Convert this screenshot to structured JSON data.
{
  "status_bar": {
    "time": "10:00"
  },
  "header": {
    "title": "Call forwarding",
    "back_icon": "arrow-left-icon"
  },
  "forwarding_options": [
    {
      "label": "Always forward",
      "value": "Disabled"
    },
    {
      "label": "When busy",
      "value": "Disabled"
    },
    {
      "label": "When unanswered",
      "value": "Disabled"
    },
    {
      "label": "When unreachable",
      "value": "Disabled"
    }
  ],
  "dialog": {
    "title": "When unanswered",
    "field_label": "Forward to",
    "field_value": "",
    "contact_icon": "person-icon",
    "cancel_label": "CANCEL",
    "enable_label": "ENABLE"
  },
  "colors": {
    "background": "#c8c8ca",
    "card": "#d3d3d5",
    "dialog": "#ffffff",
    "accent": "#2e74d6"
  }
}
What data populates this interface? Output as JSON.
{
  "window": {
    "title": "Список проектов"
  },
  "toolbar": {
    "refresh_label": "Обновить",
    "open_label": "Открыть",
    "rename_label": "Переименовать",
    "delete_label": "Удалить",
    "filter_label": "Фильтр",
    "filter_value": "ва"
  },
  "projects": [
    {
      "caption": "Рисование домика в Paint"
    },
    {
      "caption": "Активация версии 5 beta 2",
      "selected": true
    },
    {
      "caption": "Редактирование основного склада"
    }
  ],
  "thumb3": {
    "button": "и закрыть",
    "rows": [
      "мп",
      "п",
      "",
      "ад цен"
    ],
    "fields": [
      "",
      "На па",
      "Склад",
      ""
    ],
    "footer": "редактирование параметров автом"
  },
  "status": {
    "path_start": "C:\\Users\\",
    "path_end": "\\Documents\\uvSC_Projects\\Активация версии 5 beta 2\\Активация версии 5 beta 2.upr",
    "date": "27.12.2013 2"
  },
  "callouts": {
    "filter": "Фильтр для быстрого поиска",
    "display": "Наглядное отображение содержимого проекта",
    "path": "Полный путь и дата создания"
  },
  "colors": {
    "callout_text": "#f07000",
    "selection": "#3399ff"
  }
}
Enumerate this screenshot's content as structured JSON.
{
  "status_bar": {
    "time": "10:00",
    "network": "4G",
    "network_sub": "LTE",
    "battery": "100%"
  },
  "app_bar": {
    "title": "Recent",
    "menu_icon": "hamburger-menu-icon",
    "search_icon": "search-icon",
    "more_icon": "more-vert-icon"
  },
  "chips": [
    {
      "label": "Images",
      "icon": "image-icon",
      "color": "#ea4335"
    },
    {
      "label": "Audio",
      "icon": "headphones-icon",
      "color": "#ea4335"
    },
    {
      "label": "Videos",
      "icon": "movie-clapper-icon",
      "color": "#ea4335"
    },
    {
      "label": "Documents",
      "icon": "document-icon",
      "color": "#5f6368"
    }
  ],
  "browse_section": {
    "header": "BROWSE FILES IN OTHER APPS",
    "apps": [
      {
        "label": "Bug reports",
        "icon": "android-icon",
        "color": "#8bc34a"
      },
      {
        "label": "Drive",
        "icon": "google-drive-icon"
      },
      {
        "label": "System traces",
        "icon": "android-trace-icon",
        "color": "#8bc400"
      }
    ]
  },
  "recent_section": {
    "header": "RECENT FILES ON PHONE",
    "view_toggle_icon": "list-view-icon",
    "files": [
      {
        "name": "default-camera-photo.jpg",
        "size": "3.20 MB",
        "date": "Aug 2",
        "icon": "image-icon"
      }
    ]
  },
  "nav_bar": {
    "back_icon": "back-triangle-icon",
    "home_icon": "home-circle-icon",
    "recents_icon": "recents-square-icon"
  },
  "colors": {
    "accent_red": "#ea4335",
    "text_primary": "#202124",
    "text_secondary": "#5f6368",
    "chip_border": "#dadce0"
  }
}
- - - - -
◆ **GOAL**
Output each entry precisely as given.

◆ **ANSWER TO THE PROBLEM**
Convert this screenshot to structured JSON data.
{
  "status_bar": {
    "time": "10:00"
  },
  "header": {
    "title": "Call forwarding",
    "back_icon": "arrow-left-icon"
  },
  "forwarding_options": [
    {
      "label": "Always forward",
      "value": "Disabled"
    },
    {
      "label": "When busy",
      "value": "Disabled"
    },
    {
      "label": "When unanswered",
      "value": "Disabled"
    },
    {
      "label": "When unreachable",
      "value": "Disabled"
    }
  ],
  "dialog": {
    "title": "When unanswered",
    "field_label": "Forward to",
    "field_value": "",
    "contact_icon": "person-icon",
    "cancel_label": "CANCEL",
    "enable_label": "ENABLE"
  },
  "colors": {
    "background": "#c8c8ca",
    "card": "#d3d3d5",
    "dialog": "#ffffff",
    "accent": "#2e74d6"
  }
}
What data populates this interface? Output as JSON.
{
  "window": {
    "title": "Список проектов"
  },
  "toolbar": {
    "refresh_label": "Обновить",
    "open_label": "Открыть",
    "rename_label": "Переименовать",
    "delete_label": "Удалить",
    "filter_label": "Фильтр",
    "filter_value": "ва"
  },
  "projects": [
    {
      "caption": "Рисование домика в Paint"
    },
    {
      "caption": "Активация версии 5 beta 2",
      "selected": true
    },
    {
      "caption": "Редактирование основного склада"
    }
  ],
  "thumb3": {
    "button": "и закрыть",
    "rows": [
      "мп",
      "п",
      "",
      "ад цен"
    ],
    "fields": [
      "",
      "На па",
      "Склад",
      ""
    ],
    "footer": "редактирование параметров автом"
  },
  "status": {
    "path_start": "C:\\Users\\",
    "path_end": "\\Documents\\uvSC_Projects\\Активация версии 5 beta 2\\Активация версии 5 beta 2.upr",
    "date": "27.12.2013 2"
  },
  "callouts": {
    "filter": "Фильтр для быстрого поиска",
    "display": "Наглядное отображение содержимого проекта",
    "path": "Полный путь и дата создания"
  },
  "colors": {
    "callout_text": "#f07000",
    "selection": "#3399ff"
  }
}
Enumerate this screenshot's content as structured JSON.
{
  "status_bar": {
    "time": "10:00",
    "network": "4G",
    "network_sub": "LTE",
    "battery": "100%"
  },
  "app_bar": {
    "title": "Recent",
    "menu_icon": "hamburger-menu-icon",
    "search_icon": "search-icon",
    "more_icon": "more-vert-icon"
  },
  "chips": [
    {
      "label": "Images",
      "icon": "image-icon",
      "color": "#ea4335"
    },
    {
      "label": "Audio",
      "icon": "headphones-icon",
      "color": "#ea4335"
    },
    {
      "label": "Videos",
      "icon": "movie-clapper-icon",
      "color": "#ea4335"
    },
    {
      "label": "Documents",
      "icon": "document-icon",
      "color": "#5f6368"
    }
  ],
  "browse_section": {
    "header": "BROWSE FILES IN OTHER APPS",
    "apps": [
      {
        "label": "Bug reports",
        "icon": "android-icon",
        "color": "#8bc34a"
      },
      {
        "label": "Drive",
        "icon": "google-drive-icon"
      },
      {
        "label": "System traces",
        "icon": "android-trace-icon",
        "color": "#8bc400"
      }
    ]
  },
  "recent_section": {
    "header": "RECENT FILES ON PHONE",
    "view_toggle_icon": "list-view-icon",
    "files": [
      {
        "name": "default-camera-photo.jpg",
        "size": "3.20 MB",
        "date": "Aug 2",
        "icon": "image-icon"
      }
    ]
  },
  "nav_bar": {
    "back_icon": "back-triangle-icon",
    "home_icon": "home-circle-icon",
    "recents_icon": "recents-square-icon"
  },
  "colors": {
    "accent_red": "#ea4335",
    "text_primary": "#202124",
    "text_secondary": "#5f6368",
    "chip_border": "#dadce0"
  }
}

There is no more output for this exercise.